== Aim of the task ==
Select every line of the entries below that contains the string "axis", treating uppercase and lowercase letters as different.

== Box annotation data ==
begin

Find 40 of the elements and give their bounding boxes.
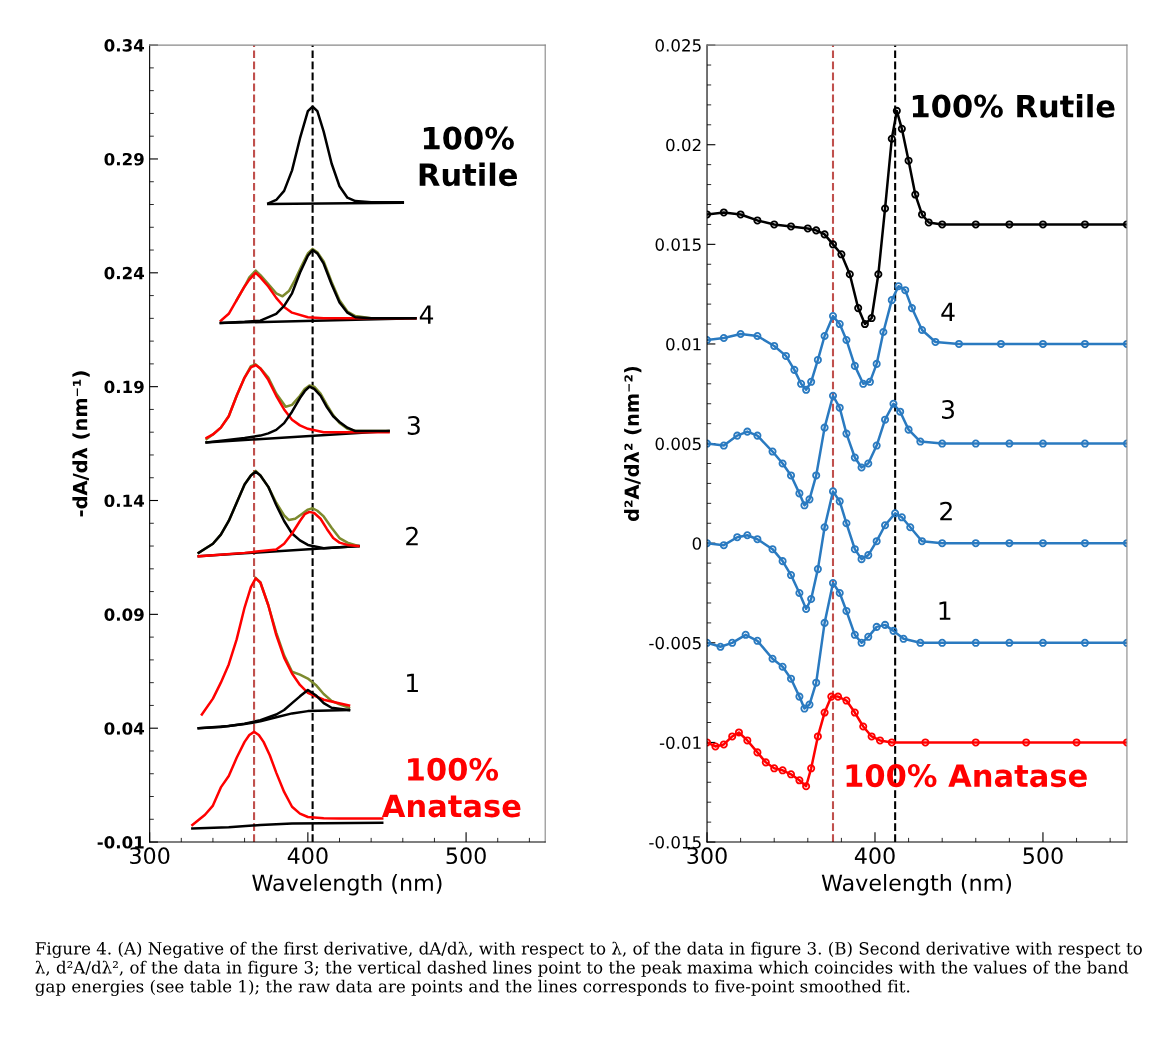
x-tick-label: 400 <box>854 847 895 865</box>
y-tick-label: -0.005 <box>649 636 701 650</box>
annotation: 2 <box>940 501 952 521</box>
y-tick-label: 0.005 <box>655 437 701 451</box>
y-tick-label: 0.04 <box>104 722 145 735</box>
y-tick-label: -0.015 <box>649 836 701 849</box>
annotation: 2 <box>406 526 418 546</box>
x-axis-title: Wavelength (nm) <box>252 873 442 896</box>
y-tick-label: 0.015 <box>655 238 701 251</box>
y-tick-label: -0.01 <box>659 736 701 749</box>
y-tick-label: 0.34 <box>104 39 145 52</box>
y-tick-label: -0.01 <box>97 836 144 849</box>
x-axis-title: Wavelength (nm) <box>821 873 1012 896</box>
x-tick-label: 300 <box>130 847 170 865</box>
y-axis-title: d²A/dλ² (nm⁻²) <box>624 366 642 522</box>
x-tick-label: 500 <box>446 847 486 865</box>
x-tick-label: 400 <box>287 847 328 865</box>
annotation: 1 <box>939 601 951 620</box>
annotation: 100% Rutile <box>912 94 1115 118</box>
y-tick-label: 0.19 <box>104 380 144 394</box>
y-tick-label: 0.09 <box>104 608 144 621</box>
annotation: 100% Rutile <box>419 126 517 187</box>
caption: Figure 4. (A) Negative of the first derivative, dA/dλ, with respect to λ, of the data in figure 3. (B) Second derivative with respect to λ, d²A/dλ², of the data in figure 3; the vertical dashed lines point to the peak maxima which coincides with the values of the band gap energies (see table 1); the raw data are points and the lines corresponds to five-point smoothed fit. <box>35 941 1142 996</box>
y-tick-label: 0.14 <box>104 494 145 508</box>
y-axis-title: -dA/dλ (nm⁻¹) <box>72 371 90 517</box>
annotation: 4 <box>941 302 955 321</box>
y-tick-label: 0.02 <box>666 138 701 152</box>
x-tick-label: 500 <box>1023 847 1063 865</box>
y-tick-label: 0.24 <box>104 266 145 280</box>
annotation: 100% Anatase <box>846 764 1087 788</box>
y-tick-label: 0.01 <box>666 337 701 351</box>
annotation: 100% Anatase <box>381 757 521 818</box>
annotation: 3 <box>942 400 954 419</box>
y-tick-label: 0 <box>692 537 702 550</box>
x-tick-label: 300 <box>687 847 727 865</box>
y-tick-label: 0.29 <box>104 152 144 166</box>
y-tick-label: 0.025 <box>655 39 701 52</box>
annotation: 1 <box>407 673 418 692</box>
annotation: 3 <box>407 415 420 435</box>
annotation: 4 <box>419 305 434 324</box>
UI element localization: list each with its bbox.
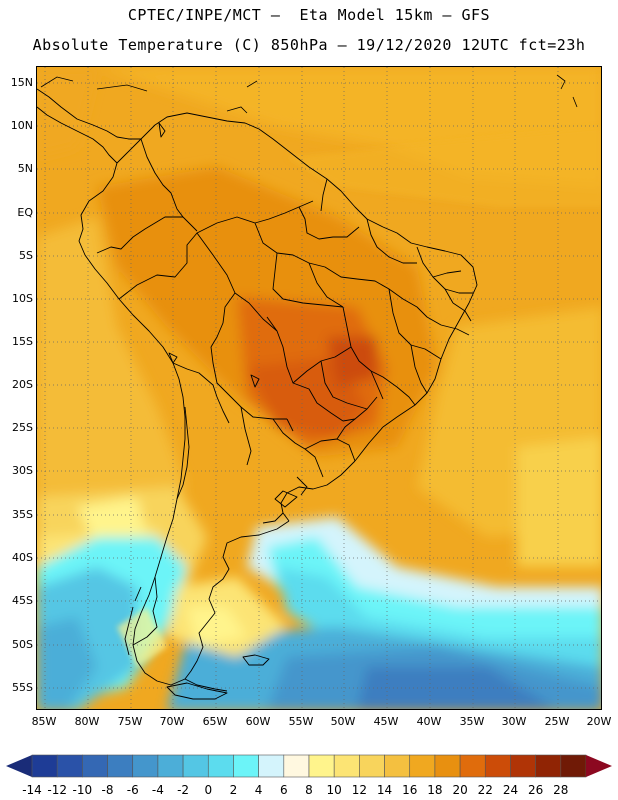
lat-label: 10N (10, 119, 33, 132)
colorbar-label: -6 (126, 783, 139, 797)
colorbar-cell (384, 754, 411, 778)
colorbar-label: 20 (452, 783, 468, 797)
lon-label: 35W (459, 715, 485, 728)
colorbar-cell (484, 754, 511, 778)
colorbar-cell (107, 754, 134, 778)
lon-label: 55W (288, 715, 314, 728)
colorbar-under-arrow (6, 755, 32, 777)
lat-label: 50S (12, 638, 33, 651)
lat-label: 10S (12, 292, 33, 305)
lon-label: 75W (117, 715, 143, 728)
colorbar-label: 18 (427, 783, 443, 797)
colorbar-label: 12 (351, 783, 367, 797)
lat-label: 55S (12, 681, 33, 694)
lon-label: 85W (31, 715, 57, 728)
lon-label: 70W (159, 715, 185, 728)
lat-label: 15S (12, 335, 33, 348)
lon-label: 25W (544, 715, 570, 728)
colorbar-label: 16 (402, 783, 418, 797)
colorbar-label: 28 (553, 783, 569, 797)
map-canvas (37, 67, 601, 709)
lon-label: 50W (330, 715, 356, 728)
lon-label: 40W (416, 715, 442, 728)
colorbar-cell (535, 754, 562, 778)
lat-label: 15N (10, 76, 33, 89)
lat-label: 25S (12, 421, 33, 434)
chart-subtitle: Absolute Temperature (C) 850hPa – 19/12/… (32, 36, 586, 54)
colorbar-cell (459, 754, 486, 778)
colorbar-cell (132, 754, 159, 778)
colorbar-label: 8 (305, 783, 313, 797)
colorbar-cell (560, 754, 587, 778)
chart-title: CPTEC/INPE/MCT – Eta Model 15km – GFS (127, 6, 491, 24)
lon-label: 65W (202, 715, 228, 728)
lat-label: 5N (17, 162, 33, 175)
colorbar-label: -2 (177, 783, 190, 797)
lat-label: 35S (12, 508, 33, 521)
colorbar-cell (510, 754, 536, 778)
colorbar-label: 2 (229, 783, 238, 797)
lat-label: 20S (12, 378, 33, 391)
colorbar-label: 22 (477, 783, 493, 797)
temperature-field (37, 67, 601, 709)
colorbar-cell (233, 754, 259, 778)
colorbar-cell (31, 754, 58, 778)
colorbar-label: -12 (47, 783, 67, 797)
lon-label: 80W (74, 715, 100, 728)
colorbar-cell (409, 754, 436, 778)
colorbar-cell (56, 754, 83, 778)
lat-label: 5S (19, 249, 33, 262)
colorbar-label: 4 (254, 783, 263, 797)
lat-label: 45S (12, 594, 33, 607)
lon-label: 20W (586, 715, 612, 728)
colorbar-label: -14 (22, 783, 42, 797)
colorbar-label: -4 (151, 783, 164, 797)
colorbar-cell (308, 754, 335, 778)
lon-label: 60W (245, 715, 271, 728)
colorbar-cell (82, 754, 108, 778)
lat-label: 30S (12, 464, 33, 477)
colorbar-label: -10 (72, 783, 93, 797)
lon-label: 30W (501, 715, 527, 728)
colorbar-cell (182, 754, 209, 778)
colorbar (6, 754, 612, 778)
colorbar-label: 6 (279, 783, 288, 797)
coastlines (37, 88, 478, 700)
caribbean-islands (40, 74, 578, 114)
lon-label: 45W (373, 715, 399, 728)
colorbar-cell (157, 754, 184, 778)
colorbar-cell (333, 754, 360, 778)
colorbar-cell (258, 754, 285, 778)
colorbar-label: 10 (326, 783, 342, 797)
colorbar-label: 24 (502, 783, 519, 797)
colorbar-label: -8 (101, 783, 114, 797)
temperature-map (36, 66, 602, 710)
colorbar-label: 14 (376, 783, 393, 797)
colorbar-cell (207, 754, 234, 778)
lat-label: 40S (12, 551, 33, 564)
colorbar-cell (434, 754, 461, 778)
colorbar-cell (283, 754, 310, 778)
colorbar-label: 0 (204, 783, 213, 797)
lat-lon-grid (37, 67, 601, 709)
colorbar-cell (359, 754, 385, 778)
lat-label: EQ (17, 206, 33, 219)
colorbar-label: 26 (527, 783, 544, 797)
colorbar-over-arrow (586, 755, 612, 777)
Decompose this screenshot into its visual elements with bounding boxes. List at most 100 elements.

end

== The response ==
x-axis-title: Wavelength (nm) <box>252 873 442 896</box>
x-axis-title: Wavelength (nm) <box>821 873 1012 896</box>
y-axis-title: d²A/dλ² (nm⁻²) <box>624 366 642 522</box>
y-axis-title: -dA/dλ (nm⁻¹) <box>72 371 90 517</box>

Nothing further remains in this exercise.